= STATED GOAL =
Below are some records. Say in a single number how many of their lines include the word "Output".

Start RECORD LIST

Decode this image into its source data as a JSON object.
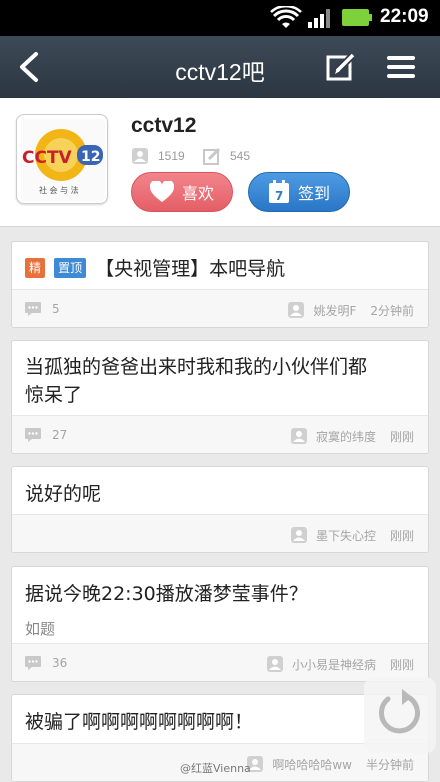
{
  "status_bar": {
    "time": "22:09",
    "battery_color": "#7fd13b"
  },
  "nav": {
    "title": "cctv12吧"
  },
  "forum": {
    "name": "cctv12",
    "logo": {
      "text": "CCTV",
      "channel": "12",
      "tagline": "社 会 与 法"
    },
    "members": "1519",
    "posts": "545",
    "like_label": "喜欢",
    "sign_label": "签到",
    "sign_day": "7"
  },
  "posts": [
    {
      "tags": [
        "精",
        "置顶"
      ],
      "title": "【央视管理】本吧导航",
      "replies": "5",
      "author": "姚发明F",
      "time": "2分钟前"
    },
    {
      "title_line1": "当孤独的爸爸出来时我和我的小伙伴们都",
      "title_line2": "惊呆了",
      "replies": "27",
      "author": "寂寞的纬度",
      "time": "刚刚"
    },
    {
      "title": "说好的呢",
      "author": "墨下失心控",
      "time": "刚刚"
    },
    {
      "title": "据说今晚22:30播放潘梦莹事件？",
      "subtitle": "如题",
      "replies": "36",
      "author": "小小易是神经病",
      "time": "刚刚"
    },
    {
      "title": "被骗了啊啊啊啊啊啊啊啊！",
      "author": "啊哈哈哈哈ww",
      "time": "半分钟前"
    }
  ],
  "watermark": "@红蓝Vienna"
}
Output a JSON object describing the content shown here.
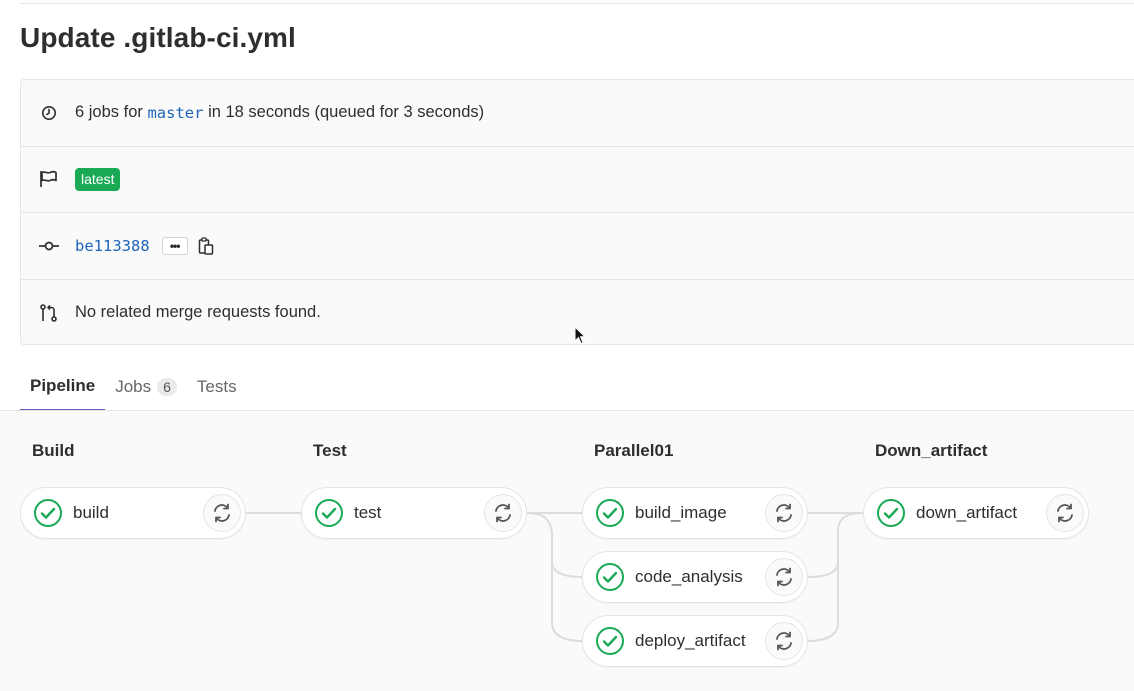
{
  "title": "Update .gitlab-ci.yml",
  "info": {
    "jobs_prefix": "6 jobs for",
    "branch": "master",
    "jobs_suffix": "in 18 seconds (queued for 3 seconds)",
    "badge": "latest",
    "commit": "be113388",
    "ellipsis": "•••",
    "merge_requests": "No related merge requests found."
  },
  "tabs": [
    {
      "label": "Pipeline",
      "active": true
    },
    {
      "label": "Jobs",
      "count": "6"
    },
    {
      "label": "Tests"
    }
  ],
  "stages": [
    {
      "name": "Build",
      "jobs": [
        "build"
      ]
    },
    {
      "name": "Test",
      "jobs": [
        "test"
      ]
    },
    {
      "name": "Parallel01",
      "jobs": [
        "build_image",
        "code_analysis",
        "deploy_artifact"
      ]
    },
    {
      "name": "Down_artifact",
      "jobs": [
        "down_artifact"
      ]
    }
  ],
  "colors": {
    "success": "#1aaa55",
    "link": "#1f64b8",
    "active_tab": "#6b4fbb"
  },
  "icons": {
    "duration": "clock-icon",
    "flag": "flag-icon",
    "commit": "commit-icon",
    "merge_request": "merge-request-icon",
    "copy": "clipboard-icon",
    "status": "status-success-icon",
    "retry": "retry-icon"
  }
}
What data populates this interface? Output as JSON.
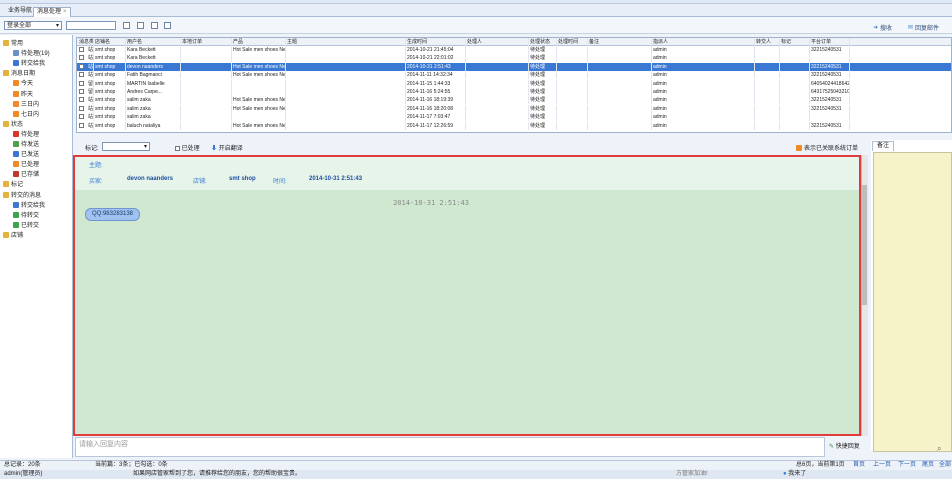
{
  "tabs": {
    "nav": "业务导航",
    "current": "消息处理"
  },
  "toolbar": {
    "account_select": "登录全部",
    "search_value": "",
    "right_buttons": [
      "搜收",
      "回复邮件"
    ]
  },
  "sidebar": {
    "items": [
      {
        "label": "常用",
        "level": 0,
        "icon": "folder-icon"
      },
      {
        "label": "待处理(19)",
        "level": 1,
        "icon": "hand-icon"
      },
      {
        "label": "转交给我",
        "level": 1,
        "icon": "forward-icon"
      },
      {
        "label": "消息日期",
        "level": 0,
        "icon": "folder-icon"
      },
      {
        "label": "今天",
        "level": 1,
        "icon": "calendar-icon"
      },
      {
        "label": "昨天",
        "level": 1,
        "icon": "calendar-icon"
      },
      {
        "label": "三日内",
        "level": 1,
        "icon": "calendar-icon"
      },
      {
        "label": "七日内",
        "level": 1,
        "icon": "calendar-icon"
      },
      {
        "label": "状态",
        "level": 0,
        "icon": "folder-icon"
      },
      {
        "label": "待处理",
        "level": 1,
        "icon": "red-dot-icon"
      },
      {
        "label": "待发送",
        "level": 1,
        "icon": "check-icon"
      },
      {
        "label": "已发送",
        "level": 1,
        "icon": "arrow-icon"
      },
      {
        "label": "已处理",
        "level": 1,
        "icon": "orange-icon"
      },
      {
        "label": "已存储",
        "level": 1,
        "icon": "store-icon"
      },
      {
        "label": "标记",
        "level": 0,
        "icon": "folder-icon"
      },
      {
        "label": "转交的消息",
        "level": 0,
        "icon": "folder-icon"
      },
      {
        "label": "转交给我",
        "level": 1,
        "icon": "forward-icon"
      },
      {
        "label": "待转交",
        "level": 1,
        "icon": "star-icon"
      },
      {
        "label": "已转交",
        "level": 1,
        "icon": "star-icon"
      },
      {
        "label": "店铺",
        "level": 0,
        "icon": "folder-icon"
      }
    ]
  },
  "grid": {
    "columns": [
      "消息类型",
      "店铺名",
      "用户名",
      "本地订单",
      "产品",
      "主题",
      "生成时间",
      "处理人",
      "处理状态",
      "处理时间",
      "备注",
      "指派人",
      "转交人",
      "标记",
      "平台订单"
    ],
    "rows": [
      [
        "站内信",
        "smt shop",
        "Kara Beckett",
        "",
        "Hot Sale men shoes New Style 2014 S...",
        "",
        "2014-10-21 21:45:04",
        "",
        "待处理",
        "",
        "",
        "admin",
        "",
        "",
        "32215240531"
      ],
      [
        "站内信",
        "smt shop",
        "Kara Beckett",
        "",
        "",
        "",
        "2014-10-21 22:01:02",
        "",
        "待处理",
        "",
        "",
        "admin",
        "",
        "",
        ""
      ],
      [
        "站内信",
        "smt shop",
        "devon naanders",
        "",
        "Hot Sale men shoes New Style 2014 S...",
        "",
        "2014-10-31 2:51:43",
        "",
        "待处理",
        "",
        "",
        "admin",
        "",
        "",
        "32215240531"
      ],
      [
        "站内信",
        "smt shop",
        "Fatih Bagmanci",
        "",
        "Hot Sale men shoes New Style 2014 S...",
        "",
        "2014-11-11 14:32:34",
        "",
        "待处理",
        "",
        "",
        "admin",
        "",
        "",
        "32215240531"
      ],
      [
        "留言",
        "smt shop",
        "MARTIN Isabelle",
        "",
        "",
        "",
        "2014-11-15 1:44:33",
        "",
        "待处理",
        "",
        "",
        "admin",
        "",
        "",
        "64054024418642"
      ],
      [
        "留言",
        "smt shop",
        "Andres Carpe...",
        "",
        "",
        "",
        "2014-11-16 5:24:55",
        "",
        "待处理",
        "",
        "",
        "admin",
        "",
        "",
        "64317525043210"
      ],
      [
        "站内信",
        "smt shop",
        "salim zaka",
        "",
        "Hot Sale men shoes New Style 2014 S...",
        "",
        "2014-11-16 18:19:39",
        "",
        "待处理",
        "",
        "",
        "admin",
        "",
        "",
        "32215240531"
      ],
      [
        "站内信",
        "smt shop",
        "salim zaka",
        "",
        "Hot Sale men shoes New Style 2014 S...",
        "",
        "2014-11-16 18:20:08",
        "",
        "待处理",
        "",
        "",
        "admin",
        "",
        "",
        "32215240531"
      ],
      [
        "站内信",
        "smt shop",
        "salim zaka",
        "",
        "",
        "",
        "2014-11-17 7:03:47",
        "",
        "待处理",
        "",
        "",
        "admin",
        "",
        "",
        ""
      ],
      [
        "站内信",
        "smt shop",
        "baluch nataliya",
        "",
        "Hot Sale men shoes New Style 2014 S...",
        "",
        "2014-11-17 12:26:59",
        "",
        "待处理",
        "",
        "",
        "admin",
        "",
        "",
        "32215240531"
      ]
    ],
    "selected_index": 2
  },
  "filter": {
    "mark_label": "标记:",
    "mark_value": "",
    "processed_label": "已处理",
    "translate_label": "开启翻译",
    "show_orders_label": "表示已关联系统订单",
    "notes_tab": "备注"
  },
  "message": {
    "subject_label": "主题:",
    "subject_value": "",
    "buyer_label": "买家:",
    "buyer_value": "devon naanders",
    "shop_label": "店铺:",
    "shop_value": "smt shop",
    "time_label": "时间:",
    "time_value": "2014-10-31 2:51:43",
    "timestamp": "2014-10-31 2:51:43",
    "bubble_text": "QQ:983283138"
  },
  "reply": {
    "placeholder": "请输入回复内容",
    "quick_reply": "快捷回复"
  },
  "status": {
    "total": "总记录：20条",
    "current_page": "当前篇：3条；已勾选：0条",
    "page_info": "总6页，当前第1页",
    "pager": [
      "首页",
      "上一页",
      "下一页",
      "尾页",
      "全部"
    ],
    "user": "admin(管理员)",
    "tip": "如果网店管家帮到了您，请推荐给您的朋友，您的帮助很宝贵。",
    "join_qq": "方管家加油!",
    "status_text": "我来了"
  },
  "colors": {
    "accent": "#3a78d4",
    "panel_border": "#e23b3b",
    "panel_bg": "#cfe8cf",
    "notes_bg": "#f7f3c8"
  }
}
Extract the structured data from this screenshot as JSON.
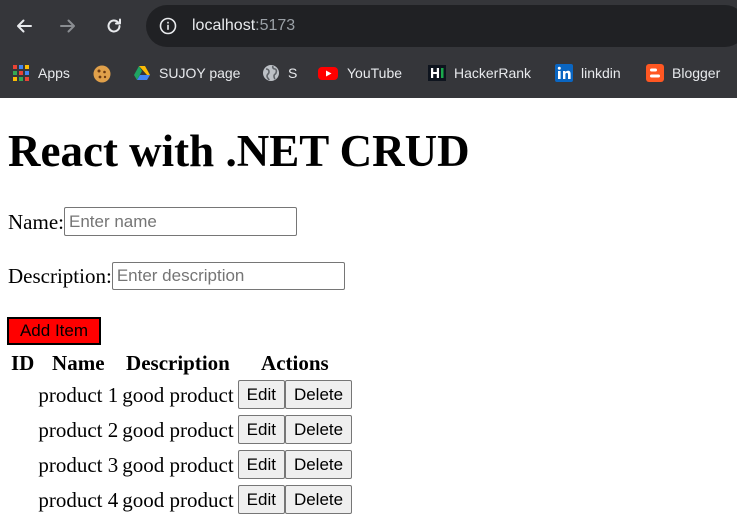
{
  "browser": {
    "url_host": "localhost",
    "url_port": ":5173",
    "bookmarks": [
      {
        "label": "Apps",
        "icon": "apps-grid-icon"
      },
      {
        "label": "",
        "icon": "cookie-icon"
      },
      {
        "label": "SUJOY page",
        "icon": "google-drive-icon"
      },
      {
        "label": "S",
        "icon": "globe-icon"
      },
      {
        "label": "YouTube",
        "icon": "youtube-icon"
      },
      {
        "label": "HackerRank",
        "icon": "hackerrank-icon"
      },
      {
        "label": "linkdin",
        "icon": "linkedin-icon"
      },
      {
        "label": "Blogger",
        "icon": "blogger-icon"
      }
    ]
  },
  "page": {
    "title": "React with .NET CRUD",
    "form": {
      "name_label": "Name:",
      "name_placeholder": "Enter name",
      "name_value": "",
      "description_label": "Description:",
      "description_placeholder": "Enter description",
      "description_value": "",
      "add_button": "Add Item"
    },
    "table": {
      "headers": [
        "ID",
        "Name",
        "Description",
        "Actions"
      ],
      "rows": [
        {
          "id": "",
          "name": "product 1",
          "description": "good product",
          "edit": "Edit",
          "delete": "Delete"
        },
        {
          "id": "",
          "name": "product 2",
          "description": "good product",
          "edit": "Edit",
          "delete": "Delete"
        },
        {
          "id": "",
          "name": "product 3",
          "description": "good product",
          "edit": "Edit",
          "delete": "Delete"
        },
        {
          "id": "",
          "name": "product 4",
          "description": "good product",
          "edit": "Edit",
          "delete": "Delete"
        }
      ]
    }
  },
  "colors": {
    "chrome_bg": "#35363a",
    "urlbar_bg": "#202124",
    "add_button_bg": "#ff0000"
  }
}
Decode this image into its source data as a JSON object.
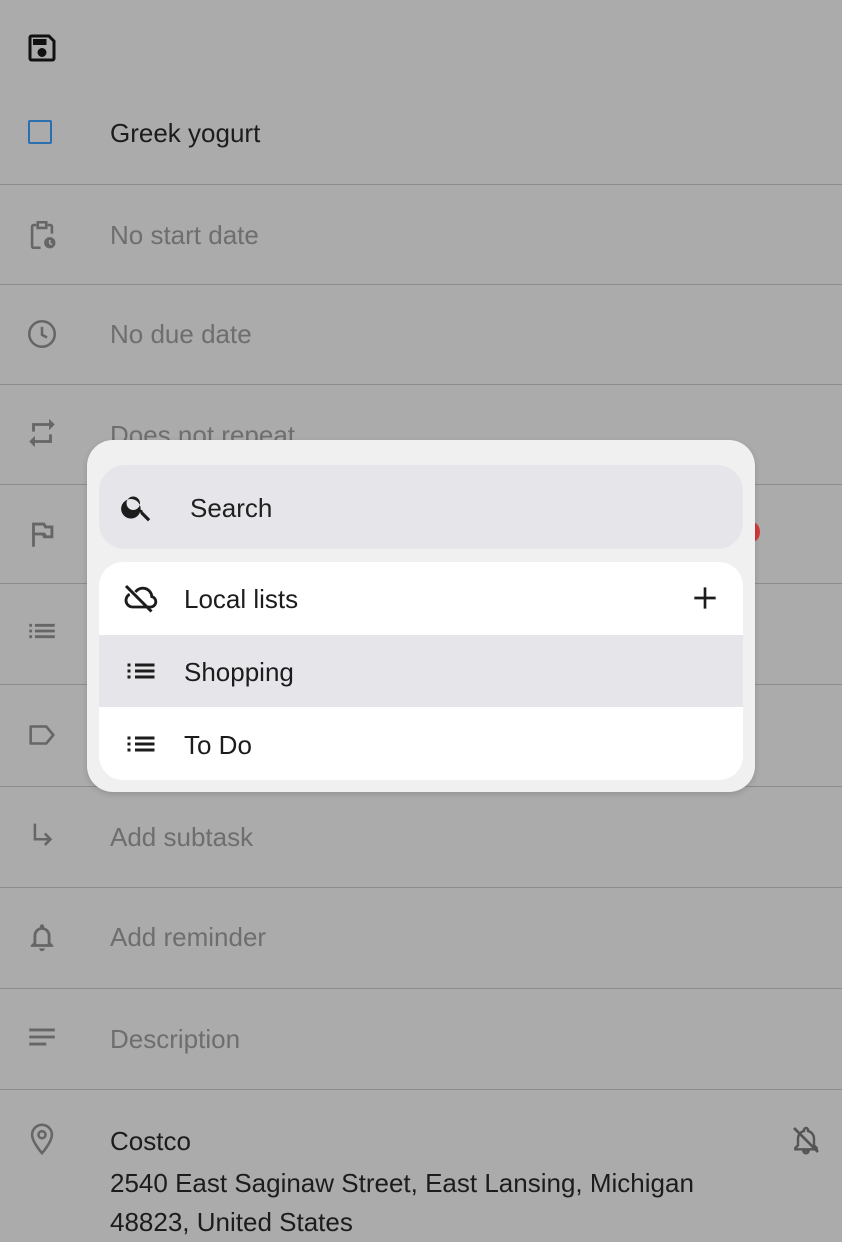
{
  "task": {
    "title": "Greek yogurt",
    "start_date": "No start date",
    "due_date": "No due date",
    "repeat": "Does not repeat",
    "subtask": "Add subtask",
    "reminder": "Add reminder",
    "description": "Description"
  },
  "location": {
    "name": "Costco",
    "address": "2540 East Saginaw Street, East Lansing, Michigan 48823, United States"
  },
  "list_picker": {
    "search_label": "Search",
    "group_label": "Local lists",
    "lists": [
      {
        "label": "Shopping",
        "selected": true
      },
      {
        "label": "To Do",
        "selected": false
      }
    ]
  },
  "colors": {
    "checkbox": "#2c6fb0",
    "scrim": "#ababab",
    "dialog": "#f0f0f0",
    "selected_item": "#e6e5ea",
    "priority_dot": "#d23a3a"
  },
  "icons": {
    "save": "save-icon",
    "start_date": "calendar-clock-icon",
    "due_date": "clock-icon",
    "repeat": "repeat-icon",
    "priority": "flag-icon",
    "list": "list-icon",
    "tags": "label-icon",
    "subtask": "subdirectory-arrow-icon",
    "reminder": "bell-icon",
    "description": "notes-icon",
    "location": "location-pin-icon",
    "geofence": "bell-off-icon",
    "search": "search-icon",
    "local_lists": "cloud-off-icon",
    "add": "plus-icon"
  }
}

End RECORD LIST

= CORRECT ANSWER =
2